Page:
________________________

Dans la soirée du 1er octobre, l’Iran a lancé plusieurs centaines de missiles en direction d’Israël. Presque tous ont été interceptés par le « dôme de fer » de l’État hébreu, qui promet qu’il « y aura une réponse » à cette attaque.

« L’Iran a une capacité de frappe simultanée qui peut probablement franchir le seuil de saturation israélien »

En ouverture de cette audition, Pierre Razoux a donné des détails factuels sur les frappes intervenues la veille.  « La salve comprenait 180 missiles balistiques, au lieu de 120 lors de la dernière attaque [menée le 13 avril dernier, en riposte à une frappe meurtrière du consulat iranien de Damas] et 40 lors de la riposte en janvier 2020 à l’assassinat de Qassem Soleimani en Irak », a-t-il précisé.

Face à cet accroissement des capacités de tirs, Pierre Razoux estime désormais que « l’Iran a une capacité de frappe simultanée probablement entre 250 et 300 missiles, en termes de salves, ce qui peut probablement franchir le seuil de saturation [du dôme de fer] israélien ». Pour le spécialiste des questions militaires, l’objectif de saturation du système de défense aérienne de l’État hébreu est d’autant plus visible que « cette fois-ci, l’Iran n’a tiré que des missiles balistiques et aucun drone ou missile de croisière, dont ils savaient pertinemment qu’ils seraient interceptés et détruits par la défense israélienne ».

Sur le bilan de ces frappes en Israël, « a priori, il n’y a pas de victimes civiles » rapporte Pierre Razoux, qui souligne toutefois que l’attaque aurait tué plusieurs Palestiniens, en raison des « retombées de débris de missiles en Cisjordanie ». L’événement le plus meurtrier de ce 1er octobre en Israël reste donc cet attentat, perpétré peu avant les tirs iraniens à Tel-Aviv, qui a fait sept morts et huit blessés.

Des tirs pour assurer « la crédibilité de la dissuasion iranienne et la survie du régime iranien »

________________________

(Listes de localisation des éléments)
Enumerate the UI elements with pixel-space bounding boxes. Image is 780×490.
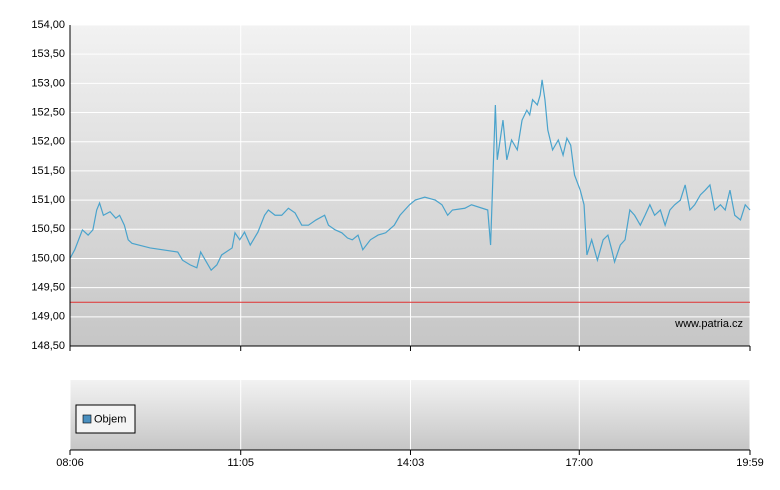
y-tick-label: 151,50 [31,165,65,177]
legend-swatch [82,414,92,424]
y-tick-label: 150,50 [31,223,65,235]
legend-label: Objem [94,413,126,425]
x-tick-label: 19:59 [736,457,764,469]
x-tick-label: 17:00 [566,457,594,469]
y-tick-label: 148,50 [31,340,65,352]
y-tick-label: 149,50 [31,282,65,294]
y-tick-label: 153,00 [31,77,65,89]
y-tick-label: 153,50 [31,48,65,60]
y-tick-label: 154,00 [31,19,65,31]
watermark: www.patria.cz [674,318,743,330]
y-tick-label: 151,00 [31,194,65,206]
x-tick-label: 14:03 [397,457,425,469]
y-tick-label: 152,00 [31,136,65,148]
x-tick-label: 11:05 [227,457,254,469]
y-tick-label: 149,00 [31,311,65,323]
price-line [69,79,751,272]
y-tick-label: 152,50 [31,106,65,118]
x-tick-label: 08:06 [56,457,84,469]
y-tick-label: 150,00 [31,252,65,264]
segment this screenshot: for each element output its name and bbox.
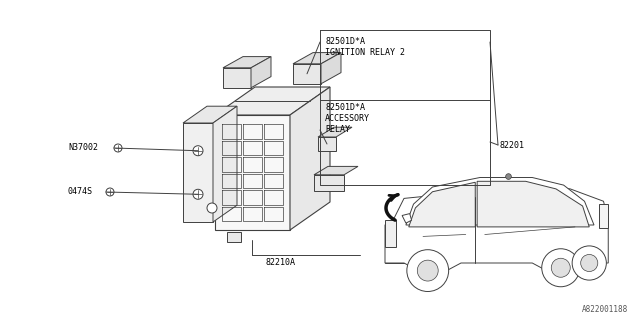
Circle shape: [114, 144, 122, 152]
Circle shape: [106, 188, 114, 196]
Polygon shape: [409, 182, 476, 227]
Text: A822001188: A822001188: [582, 305, 628, 314]
Text: 82501D*A: 82501D*A: [325, 103, 365, 112]
Polygon shape: [318, 137, 336, 151]
Circle shape: [207, 203, 217, 213]
Text: 82201: 82201: [500, 140, 525, 149]
Circle shape: [417, 260, 438, 281]
Polygon shape: [251, 57, 271, 88]
Circle shape: [580, 254, 598, 272]
Polygon shape: [215, 115, 290, 230]
Text: N37002: N37002: [68, 143, 98, 153]
Circle shape: [506, 174, 511, 180]
Polygon shape: [293, 64, 321, 84]
Polygon shape: [385, 185, 608, 271]
Polygon shape: [215, 87, 330, 115]
Text: ACCESSORY: ACCESSORY: [325, 114, 370, 123]
Polygon shape: [477, 181, 589, 227]
Polygon shape: [290, 87, 330, 230]
Text: 0474S: 0474S: [68, 188, 93, 196]
Polygon shape: [227, 232, 241, 242]
Circle shape: [572, 246, 606, 280]
Polygon shape: [293, 52, 341, 64]
Circle shape: [193, 189, 203, 199]
Text: 82210A: 82210A: [265, 258, 295, 267]
Polygon shape: [321, 52, 341, 84]
Polygon shape: [402, 214, 412, 223]
Circle shape: [407, 250, 449, 292]
Polygon shape: [183, 106, 237, 123]
Polygon shape: [223, 68, 251, 88]
Circle shape: [541, 249, 580, 287]
Text: RELAY: RELAY: [325, 125, 350, 134]
Polygon shape: [223, 57, 271, 68]
Polygon shape: [314, 166, 358, 175]
Circle shape: [193, 146, 203, 156]
Circle shape: [551, 258, 570, 277]
Bar: [385, 220, 396, 247]
Polygon shape: [406, 178, 594, 225]
Text: IGNITION RELAY 2: IGNITION RELAY 2: [325, 48, 405, 57]
Text: 82501D*A: 82501D*A: [325, 37, 365, 46]
Polygon shape: [318, 127, 352, 137]
Polygon shape: [183, 123, 213, 222]
Polygon shape: [314, 175, 344, 191]
Polygon shape: [213, 106, 237, 222]
Bar: [599, 204, 608, 228]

________________________

Énoncé de la tâche: Prolongez le texte sur les tirs de missiles iraniens contre Israël à partir de sa dernière ligne.

Réponse rédigée:
Pour Pierre Razoux, tous ces éléments permettent de conclure qu’« on assiste à une montée en gamme spectaculaire de l’Iran », dans sa réponse à Israël. Une gradation que l’historien veut décorréler de l’escalade en cours au Liban : « L’Iran n’a pas frappé le déploiement de moyens militaires à la frontière libanaise, alors que s’il avait voulu marquer le coup il avait là un champ de manœuvre idéal pour frapper ces cibles toutes destinées ». « Selon moi, cela signifie que l’Iran souhaite déconnecter les deux dossiers, ce qui était en jeu, là, c’était la crédibilité de la dissuasion iranienne et la survie du régime iranien », analyse-t-il.

Par ces tirs de missiles, « l’Iran a cherché à sauver la face, vis-à-vis de sa propre population, mais aussi de ses proxis, qui pouvaient douter de la crédibilité et du niveau d’engagement de l’Iran à leurs côtés », résume ainsi Pierre Razoux. En effet, la réponse promise par l’Iran, depuis l’assassinat du chef politique du Hamas Ismaïl Haniyeh à Téhéran cet été, tardait à se manifester. Pour l’historien, l’attaque iranienne permet ainsi « certainement de rétablir un minimum de dissuasion conventionnelle à l’égard d’Israël, pour ne pas laisser croire aux Israéliens qu’ils peuvent pousser le bouchon toujours plus loin ».

« Si la riposte est trop lourde, cela va très certainement aussi inciter le régime iranien à franchir le seuil nucléaire »

« L’Iran a commis une grave erreur ce soir et en paiera le prix », a déclaré Benyamin Nétanyahou juste après les tirs. Les Etats-Unis ont de leur côté affirmé avoir d’ores et déjà engagé des discussions avec Israël sur la réponse à apporter à cette attaque. Pour Pierre Razoux, cette question de la riposte met l’État hébreu « face à un dilemme » : « Il doit obtenir le feu vert des Etats-Unis, avec des risques réels d’escalade si la riposte se fait sans accord et coordination avec les Américains. Si la riposte est trop lourde, cela va très certainement aussi inciter le régime iranien à franchir le seuil nucléaire. »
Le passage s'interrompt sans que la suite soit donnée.